Given data:
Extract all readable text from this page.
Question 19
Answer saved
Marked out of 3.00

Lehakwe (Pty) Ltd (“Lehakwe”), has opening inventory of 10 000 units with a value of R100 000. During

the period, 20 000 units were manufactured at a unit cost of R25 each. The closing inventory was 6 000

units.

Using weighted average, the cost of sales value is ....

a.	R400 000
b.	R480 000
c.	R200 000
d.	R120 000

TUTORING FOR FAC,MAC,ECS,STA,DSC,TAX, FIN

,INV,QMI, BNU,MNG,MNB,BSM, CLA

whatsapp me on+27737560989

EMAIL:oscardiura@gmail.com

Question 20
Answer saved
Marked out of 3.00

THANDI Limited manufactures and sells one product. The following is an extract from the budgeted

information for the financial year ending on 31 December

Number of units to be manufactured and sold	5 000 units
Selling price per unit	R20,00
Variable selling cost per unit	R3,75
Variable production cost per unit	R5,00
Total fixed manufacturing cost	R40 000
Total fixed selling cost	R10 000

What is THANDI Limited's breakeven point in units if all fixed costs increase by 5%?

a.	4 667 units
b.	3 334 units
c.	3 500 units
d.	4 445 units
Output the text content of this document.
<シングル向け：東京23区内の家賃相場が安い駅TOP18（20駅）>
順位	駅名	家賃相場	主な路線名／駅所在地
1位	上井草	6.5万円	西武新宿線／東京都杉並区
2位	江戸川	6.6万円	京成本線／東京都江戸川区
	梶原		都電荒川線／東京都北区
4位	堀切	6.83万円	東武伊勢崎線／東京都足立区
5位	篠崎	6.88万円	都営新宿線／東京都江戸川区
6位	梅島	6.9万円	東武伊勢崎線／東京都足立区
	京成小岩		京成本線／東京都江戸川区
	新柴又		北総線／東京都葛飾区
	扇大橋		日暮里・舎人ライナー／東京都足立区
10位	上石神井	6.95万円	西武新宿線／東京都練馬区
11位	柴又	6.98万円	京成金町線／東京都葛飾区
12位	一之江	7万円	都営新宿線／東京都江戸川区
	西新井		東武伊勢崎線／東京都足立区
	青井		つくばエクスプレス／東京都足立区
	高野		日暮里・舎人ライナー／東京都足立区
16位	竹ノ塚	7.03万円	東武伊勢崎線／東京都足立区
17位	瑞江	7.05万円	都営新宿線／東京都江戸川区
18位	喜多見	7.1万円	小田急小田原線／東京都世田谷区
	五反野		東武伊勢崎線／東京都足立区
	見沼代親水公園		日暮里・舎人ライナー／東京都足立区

Goal of the exercise: Retype the records in full. Keep every line identical to the original.

Response below:
Extract all readable text from this page.
Question 19
Answer saved
Marked out of 3.00

Lehakwe (Pty) Ltd (“Lehakwe”), has opening inventory of 10 000 units with a value of R100 000. During

the period, 20 000 units were manufactured at a unit cost of R25 each. The closing inventory was 6 000

units.

Using weighted average, the cost of sales value is ....

a.	R400 000
b.	R480 000
c.	R200 000
d.	R120 000

TUTORING FOR FAC,MAC,ECS,STA,DSC,TAX, FIN

,INV,QMI, BNU,MNG,MNB,BSM, CLA

whatsapp me on+27737560989

EMAIL:oscardiura@gmail.com

Question 20
Answer saved
Marked out of 3.00

THANDI Limited manufactures and sells one product. The following is an extract from the budgeted

information for the financial year ending on 31 December

Number of units to be manufactured and sold	5 000 units
Selling price per unit	R20,00
Variable selling cost per unit	R3,75
Variable production cost per unit	R5,00
Total fixed manufacturing cost	R40 000
Total fixed selling cost	R10 000

What is THANDI Limited's breakeven point in units if all fixed costs increase by 5%?

a.	4 667 units
b.	3 334 units
c.	3 500 units
d.	4 445 units
Output the text content of this document.
<シングル向け：東京23区内の家賃相場が安い駅TOP18（20駅）>
順位	駅名	家賃相場	主な路線名／駅所在地
1位	上井草	6.5万円	西武新宿線／東京都杉並区
2位	江戸川	6.6万円	京成本線／東京都江戸川区
	梶原		都電荒川線／東京都北区
4位	堀切	6.83万円	東武伊勢崎線／東京都足立区
5位	篠崎	6.88万円	都営新宿線／東京都江戸川区
6位	梅島	6.9万円	東武伊勢崎線／東京都足立区
	京成小岩		京成本線／東京都江戸川区
	新柴又		北総線／東京都葛飾区
	扇大橋		日暮里・舎人ライナー／東京都足立区
10位	上石神井	6.95万円	西武新宿線／東京都練馬区
11位	柴又	6.98万円	京成金町線／東京都葛飾区
12位	一之江	7万円	都営新宿線／東京都江戸川区
	西新井		東武伊勢崎線／東京都足立区
	青井		つくばエクスプレス／東京都足立区
	高野		日暮里・舎人ライナー／東京都足立区
16位	竹ノ塚	7.03万円	東武伊勢崎線／東京都足立区
17位	瑞江	7.05万円	都営新宿線／東京都江戸川区
18位	喜多見	7.1万円	小田急小田原線／東京都世田谷区
	五反野		東武伊勢崎線／東京都足立区
	見沼代親水公園		日暮里・舎人ライナー／東京都足立区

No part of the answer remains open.